### EXERCISE TASK
Reproduce the listing below word for word, with no pictures.

### SUPPLIED DATA
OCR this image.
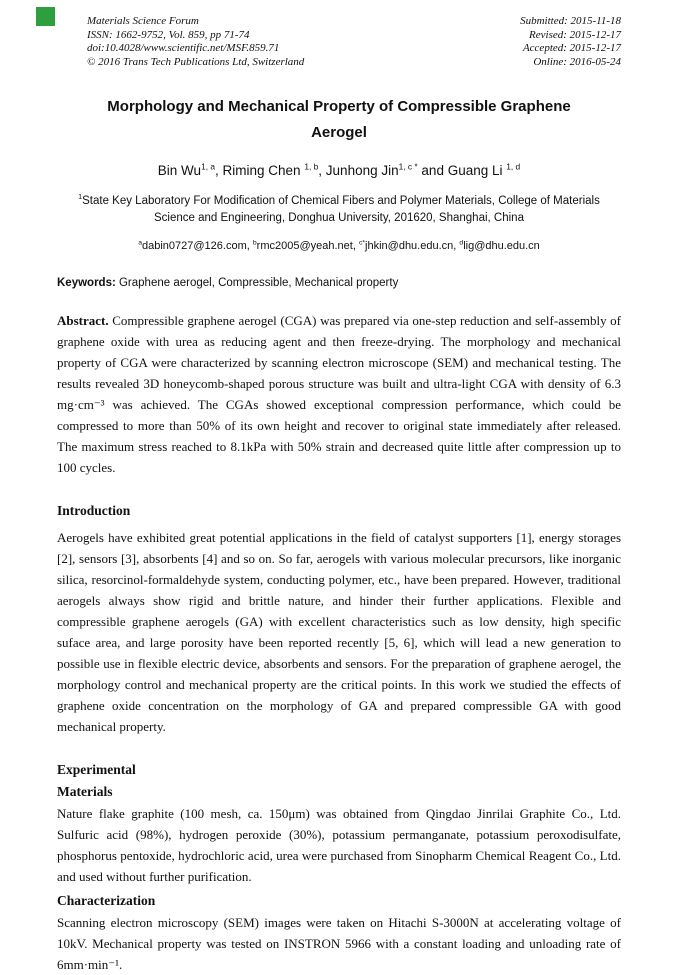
Materials Science Forum
ISSN: 1662-9752, Vol. 859, pp 71-74
doi:10.4028/www.scientific.net/MSF.859.71
© 2016 Trans Tech Publications Ltd, Switzerland
Submitted: 2015-11-18
Revised: 2015-12-17
Accepted: 2015-12-17
Online: 2016-05-24
Morphology and Mechanical Property of Compressible Graphene Aerogel
Bin Wu$^{1, a}$, Riming Chen $^{1, b}$, Junhong Jin$^{1, c *}$ and Guang Li $^{1, d}$
$^1$State Key Laboratory For Modification of Chemical Fibers and Polymer Materials, College of Materials Science and Engineering, Donghua University, 201620, Shanghai, China
$^a$dabin0727@126.com, $^b$rmc2005@yeah.net, $^{c*}$jhkin@dhu.edu.cn, $^d$lig@dhu.edu.cn
Keywords: Graphene aerogel, Compressible, Mechanical property

Abstract. Compressible graphene aerogel (CGA) was prepared via one-step reduction and self-assembly of graphene oxide with urea as reducing agent and then freeze-drying. The morphology and mechanical property of CGA were characterized by scanning electron microscope (SEM) and mechanical testing. The results revealed 3D honeycomb-shaped porous structure was built and ultra-light CGA with density of 6.3 mg·cm⁻³ was achieved. The CGAs showed exceptional compression performance, which could be compressed to more than 50% of its own height and recover to original state immediately after released. The maximum stress reached to 8.1kPa with 50% strain and decreased quite little after compression up to 100 cycles.

Introduction

Aerogels have exhibited great potential applications in the field of catalyst supporters [1], energy storages [2], sensors [3], absorbents [4] and so on. So far, aerogels with various molecular precursors, like inorganic silica, resorcinol-formaldehyde system, conducting polymer, etc., have been prepared. However, traditional aerogels always show rigid and brittle nature, and hinder their further applications. Flexible and compressible graphene aerogels (GA) with excellent characteristics such as low density, high specific suface area, and large porosity have been reported recently [5, 6], which will lead a new generation to possible use in flexible electric device, absorbents and sensors. For the preparation of graphene aerogel, the morphology control and mechanical property are the critical points. In this work we studied the effects of graphene oxide concentration on the morphology of GA and prepared compressible GA with good mechanical property.

Experimental
Materials

Nature flake graphite (100 mesh, ca. 150μm) was obtained from Qingdao Jinrilai Graphite Co., Ltd. Sulfuric acid (98%), hydrogen peroxide (30%), potassium permanganate, potassium peroxodisulfate, phosphorus pentoxide, hydrochloric acid, urea were purchased from Sinopharm Chemical Reagent Co., Ltd. and used without further purification.

Characterization

Scanning electron microscopy (SEM) images were taken on Hitachi S-3000N at accelerating voltage of 10kV. Mechanical property was tested on INSTRON 5966 with a constant loading and unloading rate of 6mm·min⁻¹.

### RESULT FOR THIS EXERCISE
OCR this image.
Materials Science Forum
ISSN: 1662-9752, Vol. 859, pp 71-74
doi:10.4028/www.scientific.net/MSF.859.71
© 2016 Trans Tech Publications Ltd, Switzerland
Submitted: 2015-11-18
Revised: 2015-12-17
Accepted: 2015-12-17
Online: 2016-05-24
Morphology and Mechanical Property of Compressible Graphene Aerogel
Bin Wu$^{1, a}$, Riming Chen $^{1, b}$, Junhong Jin$^{1, c *}$ and Guang Li $^{1, d}$
$^1$State Key Laboratory For Modification of Chemical Fibers and Polymer Materials, College of Materials Science and Engineering, Donghua University, 201620, Shanghai, China
$^a$dabin0727@126.com, $^b$rmc2005@yeah.net, $^{c*}$jhkin@dhu.edu.cn, $^d$lig@dhu.edu.cn
Keywords: Graphene aerogel, Compressible, Mechanical property

Abstract. Compressible graphene aerogel (CGA) was prepared via one-step reduction and self-assembly of graphene oxide with urea as reducing agent and then freeze-drying. The morphology and mechanical property of CGA were characterized by scanning electron microscope (SEM) and mechanical testing. The results revealed 3D honeycomb-shaped porous structure was built and ultra-light CGA with density of 6.3 mg·cm⁻³ was achieved. The CGAs showed exceptional compression performance, which could be compressed to more than 50% of its own height and recover to original state immediately after released. The maximum stress reached to 8.1kPa with 50% strain and decreased quite little after compression up to 100 cycles.

Introduction

Aerogels have exhibited great potential applications in the field of catalyst supporters [1], energy storages [2], sensors [3], absorbents [4] and so on. So far, aerogels with various molecular precursors, like inorganic silica, resorcinol-formaldehyde system, conducting polymer, etc., have been prepared. However, traditional aerogels always show rigid and brittle nature, and hinder their further applications. Flexible and compressible graphene aerogels (GA) with excellent characteristics such as low density, high specific suface area, and large porosity have been reported recently [5, 6], which will lead a new generation to possible use in flexible electric device, absorbents and sensors. For the preparation of graphene aerogel, the morphology control and mechanical property are the critical points. In this work we studied the effects of graphene oxide concentration on the morphology of GA and prepared compressible GA with good mechanical property.

Experimental
Materials

Nature flake graphite (100 mesh, ca. 150μm) was obtained from Qingdao Jinrilai Graphite Co., Ltd. Sulfuric acid (98%), hydrogen peroxide (30%), potassium permanganate, potassium peroxodisulfate, phosphorus pentoxide, hydrochloric acid, urea were purchased from Sinopharm Chemical Reagent Co., Ltd. and used without further purification.

Characterization

Scanning electron microscopy (SEM) images were taken on Hitachi S-3000N at accelerating voltage of 10kV. Mechanical property was tested on INSTRON 5966 with a constant loading and unloading rate of 6mm·min⁻¹.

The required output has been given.